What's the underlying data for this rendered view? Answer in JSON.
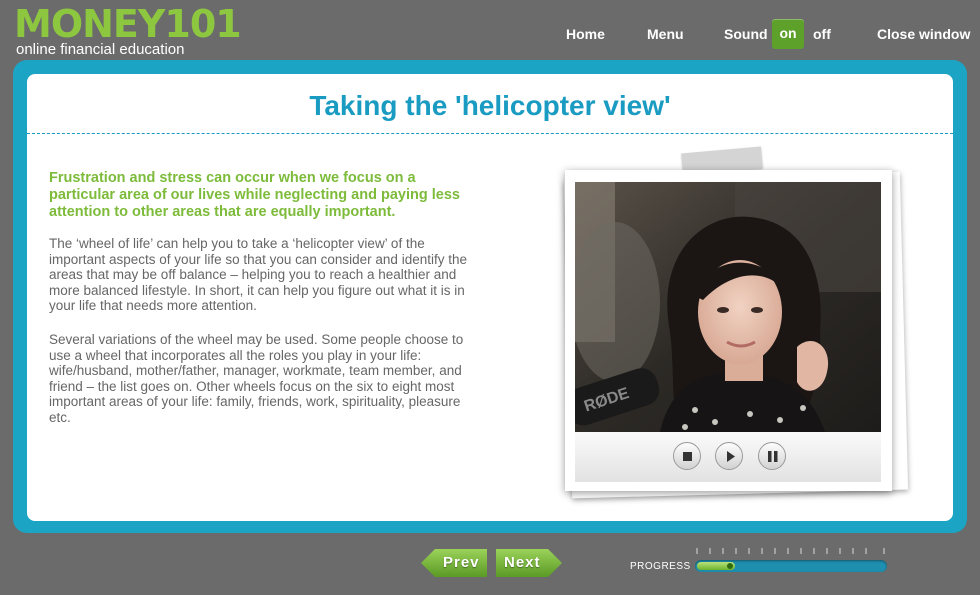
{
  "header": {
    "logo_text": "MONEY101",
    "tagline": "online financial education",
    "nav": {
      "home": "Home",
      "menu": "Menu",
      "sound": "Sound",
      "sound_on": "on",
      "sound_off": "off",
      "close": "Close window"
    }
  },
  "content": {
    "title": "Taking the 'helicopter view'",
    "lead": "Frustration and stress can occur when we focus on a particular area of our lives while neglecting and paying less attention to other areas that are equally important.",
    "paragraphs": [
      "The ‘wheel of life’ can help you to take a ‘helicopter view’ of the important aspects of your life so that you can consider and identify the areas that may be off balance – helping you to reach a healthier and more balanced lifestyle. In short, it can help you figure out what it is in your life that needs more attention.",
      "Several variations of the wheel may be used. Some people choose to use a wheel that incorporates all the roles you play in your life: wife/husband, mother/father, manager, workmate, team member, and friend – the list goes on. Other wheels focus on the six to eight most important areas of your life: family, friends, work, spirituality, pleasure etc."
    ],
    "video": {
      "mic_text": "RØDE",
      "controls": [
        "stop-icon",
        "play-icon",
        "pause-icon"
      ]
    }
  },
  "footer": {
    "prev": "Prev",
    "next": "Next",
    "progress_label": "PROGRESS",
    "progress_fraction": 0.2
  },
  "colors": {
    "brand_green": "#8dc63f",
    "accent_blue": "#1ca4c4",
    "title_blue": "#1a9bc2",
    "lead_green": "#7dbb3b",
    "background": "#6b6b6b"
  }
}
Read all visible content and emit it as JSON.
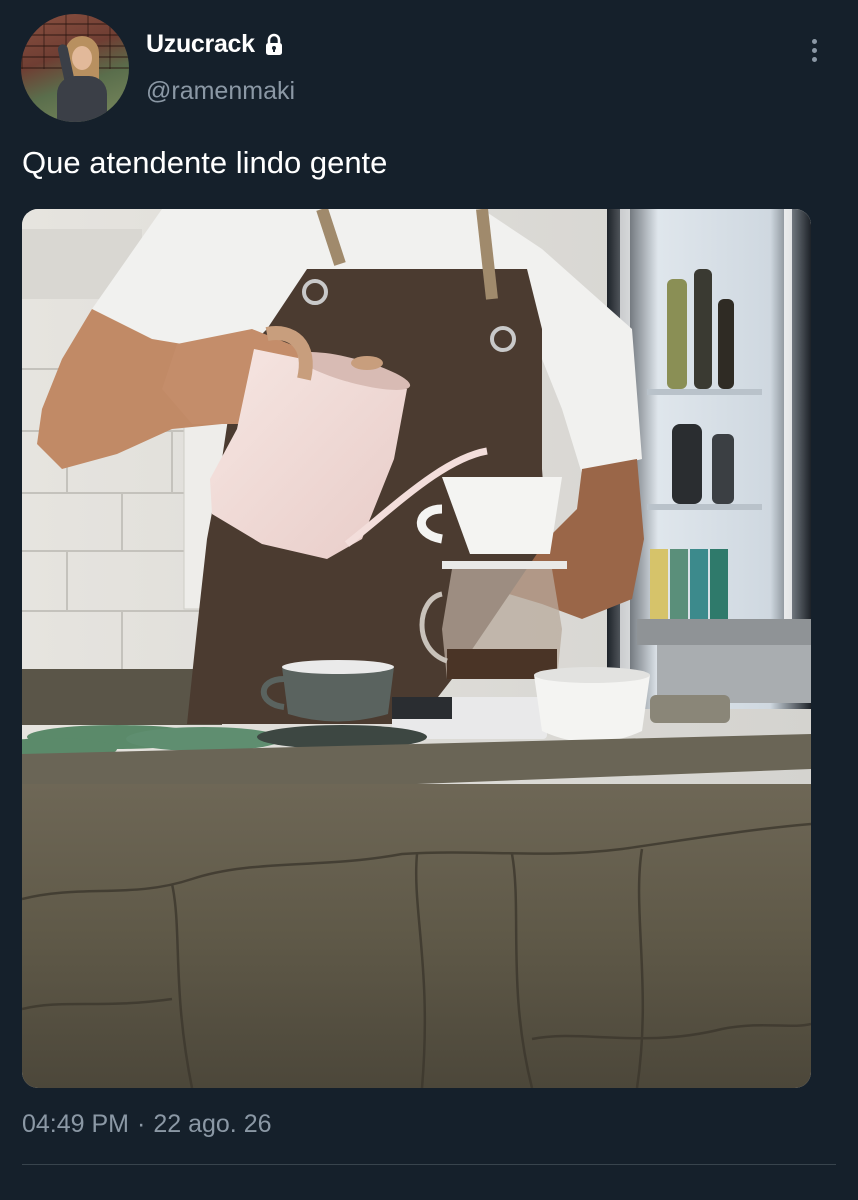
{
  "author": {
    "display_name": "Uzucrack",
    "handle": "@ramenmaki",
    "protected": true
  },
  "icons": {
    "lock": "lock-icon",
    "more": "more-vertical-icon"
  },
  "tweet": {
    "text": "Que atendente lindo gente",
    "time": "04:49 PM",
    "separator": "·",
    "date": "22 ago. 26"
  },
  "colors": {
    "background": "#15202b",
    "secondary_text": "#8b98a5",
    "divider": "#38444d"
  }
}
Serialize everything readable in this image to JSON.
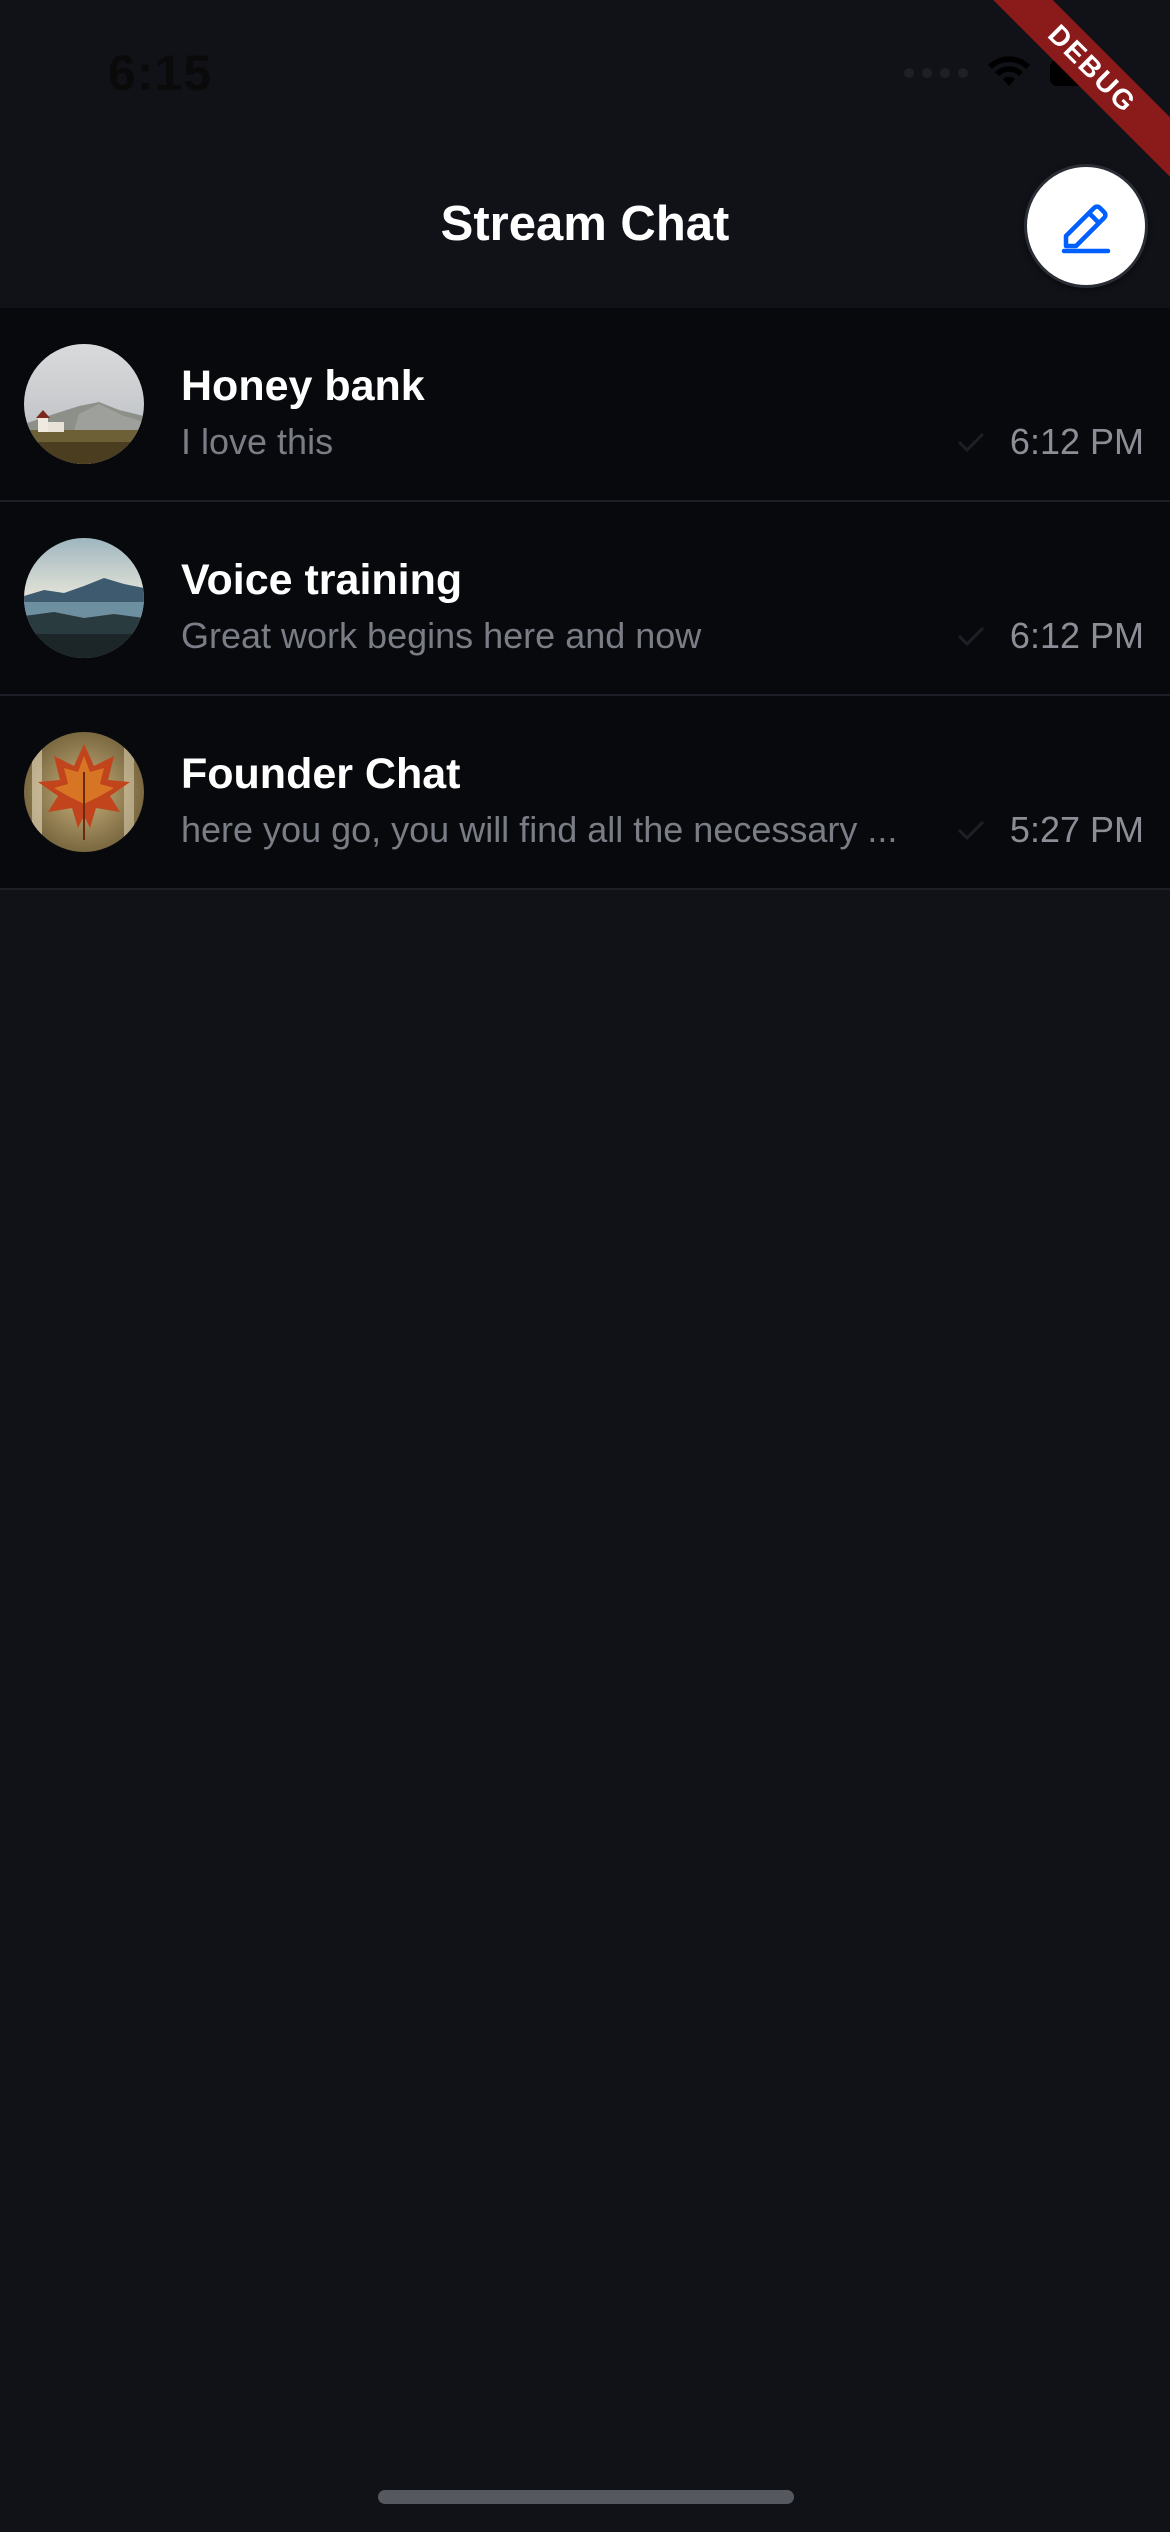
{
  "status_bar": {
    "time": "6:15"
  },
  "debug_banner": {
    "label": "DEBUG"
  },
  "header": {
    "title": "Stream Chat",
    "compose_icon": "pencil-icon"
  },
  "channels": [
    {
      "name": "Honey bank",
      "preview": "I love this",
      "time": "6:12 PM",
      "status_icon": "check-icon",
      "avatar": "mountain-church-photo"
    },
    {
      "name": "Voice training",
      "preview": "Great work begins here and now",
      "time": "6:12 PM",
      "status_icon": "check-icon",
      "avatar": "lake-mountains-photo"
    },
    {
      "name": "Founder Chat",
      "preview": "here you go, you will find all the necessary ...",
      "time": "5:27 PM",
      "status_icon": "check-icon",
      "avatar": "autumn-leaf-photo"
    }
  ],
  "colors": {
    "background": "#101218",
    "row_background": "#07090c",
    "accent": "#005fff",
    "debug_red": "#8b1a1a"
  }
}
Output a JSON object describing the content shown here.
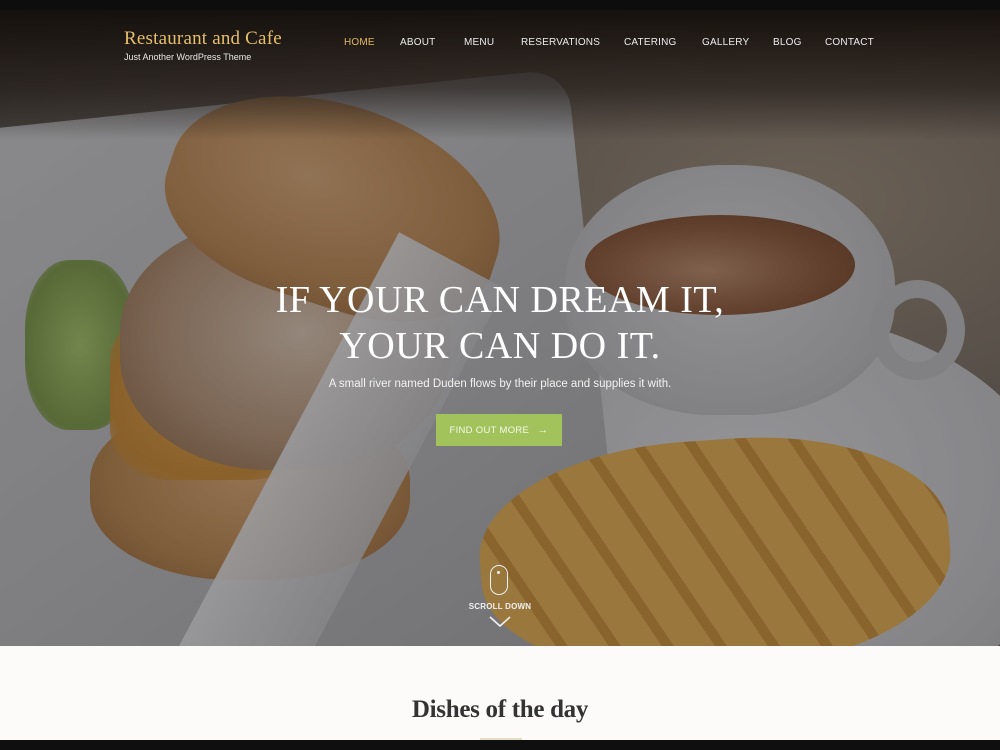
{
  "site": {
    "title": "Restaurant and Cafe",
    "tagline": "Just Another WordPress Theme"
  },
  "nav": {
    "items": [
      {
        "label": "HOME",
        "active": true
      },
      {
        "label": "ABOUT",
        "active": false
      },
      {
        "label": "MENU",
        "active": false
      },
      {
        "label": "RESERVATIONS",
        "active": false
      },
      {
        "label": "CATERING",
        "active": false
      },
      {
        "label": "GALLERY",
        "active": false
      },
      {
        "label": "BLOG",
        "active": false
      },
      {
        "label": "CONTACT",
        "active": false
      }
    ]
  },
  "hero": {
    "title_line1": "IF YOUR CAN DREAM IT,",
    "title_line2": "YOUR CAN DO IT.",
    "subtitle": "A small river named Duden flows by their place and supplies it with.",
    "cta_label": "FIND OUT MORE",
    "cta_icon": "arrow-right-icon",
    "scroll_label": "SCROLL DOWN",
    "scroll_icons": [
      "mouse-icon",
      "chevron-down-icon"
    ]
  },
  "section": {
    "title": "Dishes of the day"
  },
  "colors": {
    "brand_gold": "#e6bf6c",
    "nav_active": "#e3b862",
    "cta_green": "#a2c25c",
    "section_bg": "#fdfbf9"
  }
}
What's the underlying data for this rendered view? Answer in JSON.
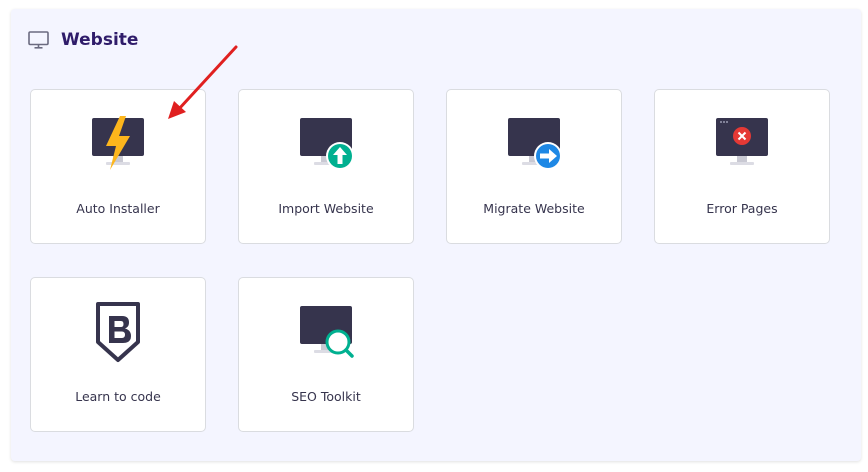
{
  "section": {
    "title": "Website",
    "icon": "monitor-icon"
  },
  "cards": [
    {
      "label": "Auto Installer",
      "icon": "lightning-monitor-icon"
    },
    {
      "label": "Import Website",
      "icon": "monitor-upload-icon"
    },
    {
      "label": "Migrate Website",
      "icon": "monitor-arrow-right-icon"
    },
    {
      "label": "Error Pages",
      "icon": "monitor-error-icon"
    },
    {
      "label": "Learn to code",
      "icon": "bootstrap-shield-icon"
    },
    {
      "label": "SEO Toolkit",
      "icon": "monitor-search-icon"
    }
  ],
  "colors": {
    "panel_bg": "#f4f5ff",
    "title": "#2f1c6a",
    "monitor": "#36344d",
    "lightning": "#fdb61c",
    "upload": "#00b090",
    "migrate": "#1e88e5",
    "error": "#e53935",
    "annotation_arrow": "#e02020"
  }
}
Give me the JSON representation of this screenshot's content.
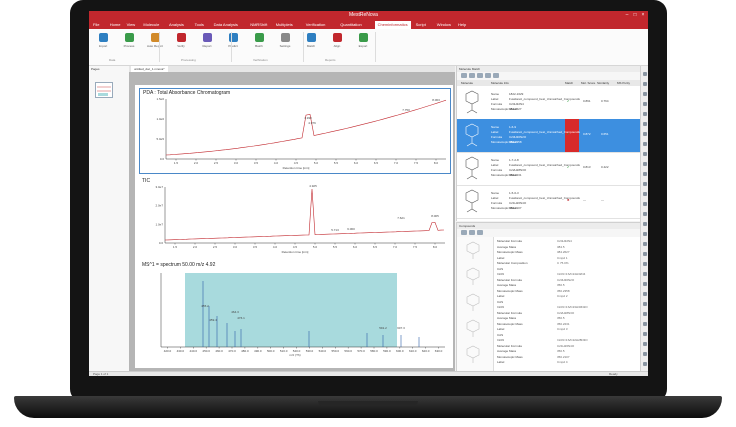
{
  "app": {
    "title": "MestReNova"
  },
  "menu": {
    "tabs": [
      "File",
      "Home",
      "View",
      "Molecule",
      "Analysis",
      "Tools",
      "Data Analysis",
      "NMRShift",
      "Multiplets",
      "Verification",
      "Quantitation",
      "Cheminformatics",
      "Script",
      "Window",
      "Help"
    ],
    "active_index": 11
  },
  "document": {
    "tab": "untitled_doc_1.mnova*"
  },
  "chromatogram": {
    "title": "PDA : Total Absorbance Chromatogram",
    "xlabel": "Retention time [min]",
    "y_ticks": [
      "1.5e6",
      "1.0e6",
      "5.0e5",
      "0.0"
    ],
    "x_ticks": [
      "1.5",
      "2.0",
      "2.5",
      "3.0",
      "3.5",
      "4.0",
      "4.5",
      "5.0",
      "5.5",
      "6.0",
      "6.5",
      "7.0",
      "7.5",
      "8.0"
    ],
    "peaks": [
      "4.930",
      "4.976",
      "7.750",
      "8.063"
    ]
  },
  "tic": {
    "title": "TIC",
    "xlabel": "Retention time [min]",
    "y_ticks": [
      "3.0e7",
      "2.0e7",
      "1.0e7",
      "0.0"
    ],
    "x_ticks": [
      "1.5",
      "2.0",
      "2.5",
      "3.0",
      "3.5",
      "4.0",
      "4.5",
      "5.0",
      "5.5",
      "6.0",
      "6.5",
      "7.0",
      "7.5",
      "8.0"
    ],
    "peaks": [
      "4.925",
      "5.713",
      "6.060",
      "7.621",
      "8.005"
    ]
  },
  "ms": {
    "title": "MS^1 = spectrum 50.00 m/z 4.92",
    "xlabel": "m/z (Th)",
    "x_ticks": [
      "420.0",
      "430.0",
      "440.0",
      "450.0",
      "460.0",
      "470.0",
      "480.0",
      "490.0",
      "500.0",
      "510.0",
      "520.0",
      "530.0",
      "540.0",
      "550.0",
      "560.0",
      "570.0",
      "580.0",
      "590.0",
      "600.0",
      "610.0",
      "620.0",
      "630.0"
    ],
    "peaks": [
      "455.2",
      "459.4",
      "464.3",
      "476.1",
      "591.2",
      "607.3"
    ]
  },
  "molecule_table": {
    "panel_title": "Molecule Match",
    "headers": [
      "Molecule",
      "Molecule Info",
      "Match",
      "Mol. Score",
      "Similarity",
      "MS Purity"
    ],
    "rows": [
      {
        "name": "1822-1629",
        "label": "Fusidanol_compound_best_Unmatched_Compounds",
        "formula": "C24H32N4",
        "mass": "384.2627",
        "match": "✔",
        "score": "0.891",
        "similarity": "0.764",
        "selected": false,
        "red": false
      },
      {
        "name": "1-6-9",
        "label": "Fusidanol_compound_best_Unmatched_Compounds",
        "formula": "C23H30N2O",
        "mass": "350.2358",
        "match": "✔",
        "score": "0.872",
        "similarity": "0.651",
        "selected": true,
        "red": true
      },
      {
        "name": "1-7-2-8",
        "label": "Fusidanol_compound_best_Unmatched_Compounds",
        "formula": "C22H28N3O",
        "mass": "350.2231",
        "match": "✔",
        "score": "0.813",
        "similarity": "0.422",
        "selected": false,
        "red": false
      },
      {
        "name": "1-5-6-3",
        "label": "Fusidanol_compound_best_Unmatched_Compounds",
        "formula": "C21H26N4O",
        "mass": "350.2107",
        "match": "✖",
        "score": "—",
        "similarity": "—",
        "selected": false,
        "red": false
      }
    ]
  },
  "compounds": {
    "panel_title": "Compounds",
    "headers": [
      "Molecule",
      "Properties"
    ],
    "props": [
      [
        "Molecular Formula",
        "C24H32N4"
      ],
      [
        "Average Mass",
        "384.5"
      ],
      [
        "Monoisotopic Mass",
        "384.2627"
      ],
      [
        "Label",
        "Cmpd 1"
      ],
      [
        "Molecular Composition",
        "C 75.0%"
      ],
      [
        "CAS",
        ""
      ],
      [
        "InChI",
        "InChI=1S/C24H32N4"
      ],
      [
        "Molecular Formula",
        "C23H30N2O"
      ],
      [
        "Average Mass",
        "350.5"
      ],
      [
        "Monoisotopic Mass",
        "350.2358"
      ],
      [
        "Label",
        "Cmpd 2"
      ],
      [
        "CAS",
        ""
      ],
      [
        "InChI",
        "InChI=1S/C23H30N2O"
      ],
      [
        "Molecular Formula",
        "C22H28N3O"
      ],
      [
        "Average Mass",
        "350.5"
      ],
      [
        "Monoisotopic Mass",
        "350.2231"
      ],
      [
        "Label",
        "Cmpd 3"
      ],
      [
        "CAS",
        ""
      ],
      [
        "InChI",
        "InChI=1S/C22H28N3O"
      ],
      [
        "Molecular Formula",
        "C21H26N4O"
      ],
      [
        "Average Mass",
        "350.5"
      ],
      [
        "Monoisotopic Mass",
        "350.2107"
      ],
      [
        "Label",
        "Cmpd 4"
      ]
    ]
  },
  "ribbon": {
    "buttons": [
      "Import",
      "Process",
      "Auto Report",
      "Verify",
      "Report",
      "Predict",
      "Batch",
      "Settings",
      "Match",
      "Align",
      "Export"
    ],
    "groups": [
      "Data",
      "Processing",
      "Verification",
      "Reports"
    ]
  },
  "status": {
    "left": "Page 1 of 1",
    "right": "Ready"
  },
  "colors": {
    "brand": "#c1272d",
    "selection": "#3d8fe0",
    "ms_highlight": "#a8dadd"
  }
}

» **Work instructions**
Find the lines containing "helicopter" and list every one of them.

» **Exercise solution**
    "title": "Taking the 'helicopter view'",
      "The ‘wheel of life’ can help you to take a ‘helicopter view’ of the important aspects of your life so that you can consider and identify the areas that may be off balance – helping you to reach a healthier and more balanced lifestyle. In short, it can help you figure out what it is in your life that needs more attention.",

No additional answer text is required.